** DIRECTIONS **
Output all entries below exactly as they are given.

** TASK INPUT **

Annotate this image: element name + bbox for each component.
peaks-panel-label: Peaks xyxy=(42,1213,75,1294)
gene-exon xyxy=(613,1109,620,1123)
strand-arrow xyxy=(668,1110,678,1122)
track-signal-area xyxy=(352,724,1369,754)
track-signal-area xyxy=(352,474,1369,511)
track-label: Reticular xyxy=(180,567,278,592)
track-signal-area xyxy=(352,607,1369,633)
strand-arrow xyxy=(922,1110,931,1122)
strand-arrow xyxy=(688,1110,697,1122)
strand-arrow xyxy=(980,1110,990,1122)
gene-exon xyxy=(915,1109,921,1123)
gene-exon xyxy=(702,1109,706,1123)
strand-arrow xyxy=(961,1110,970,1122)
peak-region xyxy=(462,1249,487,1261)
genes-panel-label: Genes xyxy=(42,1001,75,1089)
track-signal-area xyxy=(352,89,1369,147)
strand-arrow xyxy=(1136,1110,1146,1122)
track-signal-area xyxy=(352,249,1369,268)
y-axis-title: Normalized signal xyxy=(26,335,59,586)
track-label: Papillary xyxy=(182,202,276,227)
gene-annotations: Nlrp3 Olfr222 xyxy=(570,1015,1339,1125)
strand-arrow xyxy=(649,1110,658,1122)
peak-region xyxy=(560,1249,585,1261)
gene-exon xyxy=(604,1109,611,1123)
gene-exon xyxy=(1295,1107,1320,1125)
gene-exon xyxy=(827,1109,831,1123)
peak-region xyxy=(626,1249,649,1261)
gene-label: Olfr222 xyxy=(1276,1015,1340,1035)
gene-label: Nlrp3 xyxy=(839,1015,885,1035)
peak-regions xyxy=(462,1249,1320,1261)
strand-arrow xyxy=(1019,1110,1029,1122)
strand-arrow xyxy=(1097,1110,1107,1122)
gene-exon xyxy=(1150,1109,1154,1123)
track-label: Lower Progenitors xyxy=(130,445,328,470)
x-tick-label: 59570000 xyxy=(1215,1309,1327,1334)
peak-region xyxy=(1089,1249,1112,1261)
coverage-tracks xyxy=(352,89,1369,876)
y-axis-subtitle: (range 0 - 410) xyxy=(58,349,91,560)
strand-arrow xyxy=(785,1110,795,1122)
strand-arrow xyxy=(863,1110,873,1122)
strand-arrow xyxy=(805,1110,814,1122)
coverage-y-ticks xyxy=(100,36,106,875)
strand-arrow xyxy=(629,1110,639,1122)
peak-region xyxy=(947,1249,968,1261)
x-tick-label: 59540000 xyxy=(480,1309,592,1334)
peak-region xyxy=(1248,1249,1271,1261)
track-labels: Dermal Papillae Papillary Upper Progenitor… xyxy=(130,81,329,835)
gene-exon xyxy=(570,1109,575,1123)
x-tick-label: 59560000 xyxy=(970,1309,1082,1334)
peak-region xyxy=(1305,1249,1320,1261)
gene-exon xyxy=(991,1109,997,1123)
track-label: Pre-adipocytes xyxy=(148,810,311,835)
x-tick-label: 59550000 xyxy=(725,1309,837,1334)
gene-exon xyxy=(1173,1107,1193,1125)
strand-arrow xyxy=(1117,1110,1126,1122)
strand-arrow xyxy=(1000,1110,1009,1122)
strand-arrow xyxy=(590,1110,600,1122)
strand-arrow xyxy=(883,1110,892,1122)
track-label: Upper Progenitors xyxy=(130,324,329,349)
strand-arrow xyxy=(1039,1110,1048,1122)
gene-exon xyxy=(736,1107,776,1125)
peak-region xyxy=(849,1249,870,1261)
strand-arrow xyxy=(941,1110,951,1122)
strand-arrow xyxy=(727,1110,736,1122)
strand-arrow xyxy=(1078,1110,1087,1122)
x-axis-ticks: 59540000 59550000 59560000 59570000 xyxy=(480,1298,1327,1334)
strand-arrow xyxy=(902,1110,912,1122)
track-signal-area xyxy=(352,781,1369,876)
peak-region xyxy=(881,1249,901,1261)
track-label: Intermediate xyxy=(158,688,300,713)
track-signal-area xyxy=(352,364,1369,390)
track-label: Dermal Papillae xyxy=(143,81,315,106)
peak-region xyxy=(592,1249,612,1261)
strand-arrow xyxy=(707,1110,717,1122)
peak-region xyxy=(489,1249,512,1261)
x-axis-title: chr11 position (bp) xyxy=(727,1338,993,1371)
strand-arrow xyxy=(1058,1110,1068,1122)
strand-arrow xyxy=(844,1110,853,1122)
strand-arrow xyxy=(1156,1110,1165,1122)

** REPLY **
Annotate this image: element name + bbox for each component.
peaks-panel-label: Peaks xyxy=(42,1213,75,1294)
gene-exon xyxy=(613,1109,620,1123)
strand-arrow xyxy=(668,1110,678,1122)
track-signal-area xyxy=(352,724,1369,754)
track-signal-area xyxy=(352,474,1369,511)
track-label: Reticular xyxy=(180,567,278,592)
track-signal-area xyxy=(352,607,1369,633)
strand-arrow xyxy=(922,1110,931,1122)
strand-arrow xyxy=(688,1110,697,1122)
strand-arrow xyxy=(980,1110,990,1122)
gene-exon xyxy=(915,1109,921,1123)
gene-exon xyxy=(702,1109,706,1123)
strand-arrow xyxy=(961,1110,970,1122)
peak-region xyxy=(462,1249,487,1261)
genes-panel-label: Genes xyxy=(42,1001,75,1089)
track-signal-area xyxy=(352,89,1369,147)
strand-arrow xyxy=(1136,1110,1146,1122)
track-signal-area xyxy=(352,249,1369,268)
y-axis-title: Normalized signal xyxy=(26,335,59,586)
track-label: Papillary xyxy=(182,202,276,227)
gene-annotations: Nlrp3 Olfr222 xyxy=(570,1015,1339,1125)
strand-arrow xyxy=(649,1110,658,1122)
peak-region xyxy=(560,1249,585,1261)
gene-exon xyxy=(604,1109,611,1123)
gene-exon xyxy=(1295,1107,1320,1125)
gene-exon xyxy=(827,1109,831,1123)
peak-region xyxy=(626,1249,649,1261)
gene-label: Olfr222 xyxy=(1276,1015,1340,1035)
gene-label: Nlrp3 xyxy=(839,1015,885,1035)
peak-regions xyxy=(462,1249,1320,1261)
strand-arrow xyxy=(1019,1110,1029,1122)
strand-arrow xyxy=(1097,1110,1107,1122)
gene-exon xyxy=(1150,1109,1154,1123)
track-label: Lower Progenitors xyxy=(130,445,328,470)
x-tick-label: 59570000 xyxy=(1215,1309,1327,1334)
peak-region xyxy=(1089,1249,1112,1261)
coverage-tracks xyxy=(352,89,1369,876)
y-axis-subtitle: (range 0 - 410) xyxy=(58,349,91,560)
strand-arrow xyxy=(785,1110,795,1122)
strand-arrow xyxy=(863,1110,873,1122)
strand-arrow xyxy=(805,1110,814,1122)
coverage-y-ticks xyxy=(100,36,106,875)
strand-arrow xyxy=(629,1110,639,1122)
peak-region xyxy=(947,1249,968,1261)
x-tick-label: 59540000 xyxy=(480,1309,592,1334)
peak-region xyxy=(1248,1249,1271,1261)
track-labels: Dermal Papillae Papillary Upper Progenitor… xyxy=(130,81,329,835)
gene-exon xyxy=(570,1109,575,1123)
x-tick-label: 59560000 xyxy=(970,1309,1082,1334)
peak-region xyxy=(1305,1249,1320,1261)
gene-exon xyxy=(991,1109,997,1123)
track-label: Pre-adipocytes xyxy=(148,810,311,835)
x-tick-label: 59550000 xyxy=(725,1309,837,1334)
gene-exon xyxy=(1173,1107,1193,1125)
strand-arrow xyxy=(1117,1110,1126,1122)
strand-arrow xyxy=(1000,1110,1009,1122)
strand-arrow xyxy=(590,1110,600,1122)
strand-arrow xyxy=(883,1110,892,1122)
track-label: Upper Progenitors xyxy=(130,324,329,349)
strand-arrow xyxy=(1039,1110,1048,1122)
gene-exon xyxy=(736,1107,776,1125)
peak-region xyxy=(849,1249,870,1261)
strand-arrow xyxy=(941,1110,951,1122)
strand-arrow xyxy=(727,1110,736,1122)
strand-arrow xyxy=(1078,1110,1087,1122)
x-axis-ticks: 59540000 59550000 59560000 59570000 xyxy=(480,1298,1327,1334)
strand-arrow xyxy=(902,1110,912,1122)
track-signal-area xyxy=(352,781,1369,876)
peak-region xyxy=(881,1249,901,1261)
track-label: Intermediate xyxy=(158,688,300,713)
track-signal-area xyxy=(352,364,1369,390)
track-label: Dermal Papillae xyxy=(143,81,315,106)
peak-region xyxy=(592,1249,612,1261)
strand-arrow xyxy=(707,1110,717,1122)
peak-region xyxy=(489,1249,512,1261)
x-axis-title: chr11 position (bp) xyxy=(727,1338,993,1371)
strand-arrow xyxy=(1058,1110,1068,1122)
strand-arrow xyxy=(844,1110,853,1122)
strand-arrow xyxy=(1156,1110,1165,1122)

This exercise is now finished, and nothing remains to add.